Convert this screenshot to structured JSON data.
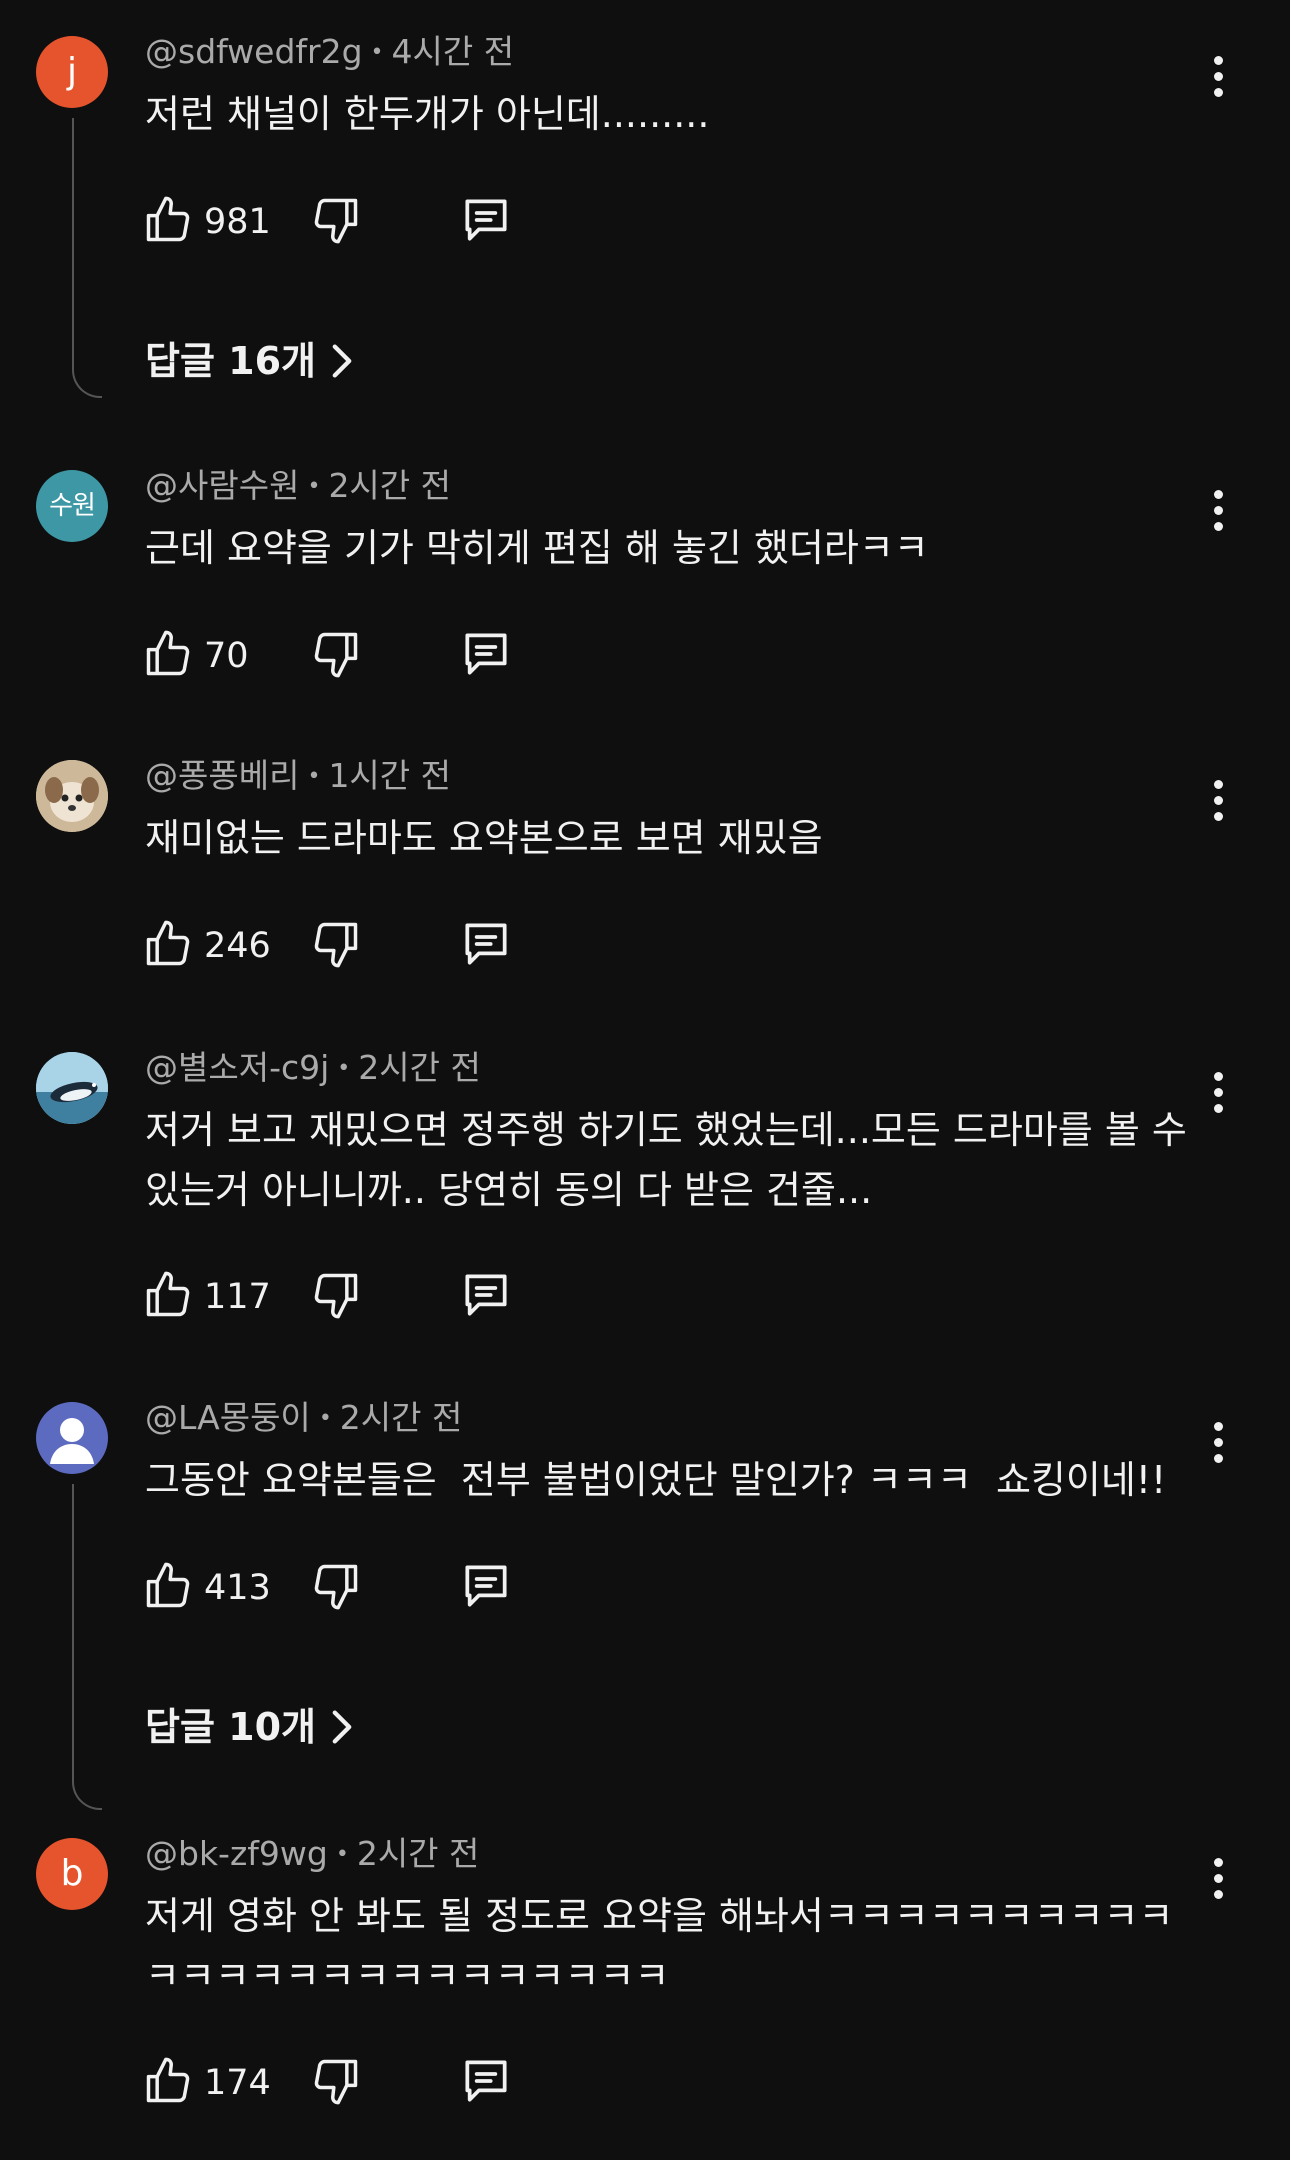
{
  "comments": [
    {
      "avatar_letter": "j",
      "avatar_color": "#e5542c",
      "handle": "@sdfwedfr2g",
      "time": "4시간 전",
      "text": "저런 채널이 한두개가 아닌데.........",
      "likes": "981",
      "replies": "답글 16개"
    },
    {
      "avatar_letter": "수원",
      "avatar_color": "#3d97a5",
      "handle": "@사람수원",
      "time": "2시간 전",
      "text": "근데 요약을 기가 막히게 편집 해 놓긴 했더라ㅋㅋ",
      "likes": "70"
    },
    {
      "avatar_image": "puppy-photo",
      "avatar_color": "#d8c4a8",
      "handle": "@퐁퐁베리",
      "time": "1시간 전",
      "text": "재미없는 드라마도 요약본으로 보면 재밌음",
      "likes": "246"
    },
    {
      "avatar_image": "penguin-photo",
      "avatar_color": "#7fb3c9",
      "handle": "@별소저-c9j",
      "time": "2시간 전",
      "text": "저거 보고 재밌으면 정주행 하기도 했었는데...모든 드라마를 볼 수 있는거 아니니까.. 당연히 동의 다 받은 건줄...",
      "likes": "117"
    },
    {
      "avatar_image": "default-person",
      "avatar_color": "#5c6bc0",
      "handle": "@LA몽둥이",
      "time": "2시간 전",
      "text": "그동안 요약본들은  전부 불법이었단 말인가? ㅋㅋㅋ  쇼킹이네!!",
      "likes": "413",
      "replies": "답글 10개"
    },
    {
      "avatar_letter": "b",
      "avatar_color": "#e5542c",
      "handle": "@bk-zf9wg",
      "time": "2시간 전",
      "text": "저게 영화 안 봐도 될 정도로 요약을 해놔서ㅋㅋㅋㅋㅋㅋㅋㅋㅋㅋ ㅋㅋㅋㅋㅋㅋㅋㅋㅋㅋㅋㅋㅋㅋㅋ",
      "likes": "174"
    }
  ]
}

_Task statement_:
State the count of lines in the data holding the word "text", adding nothing to it.

_The solution_:
6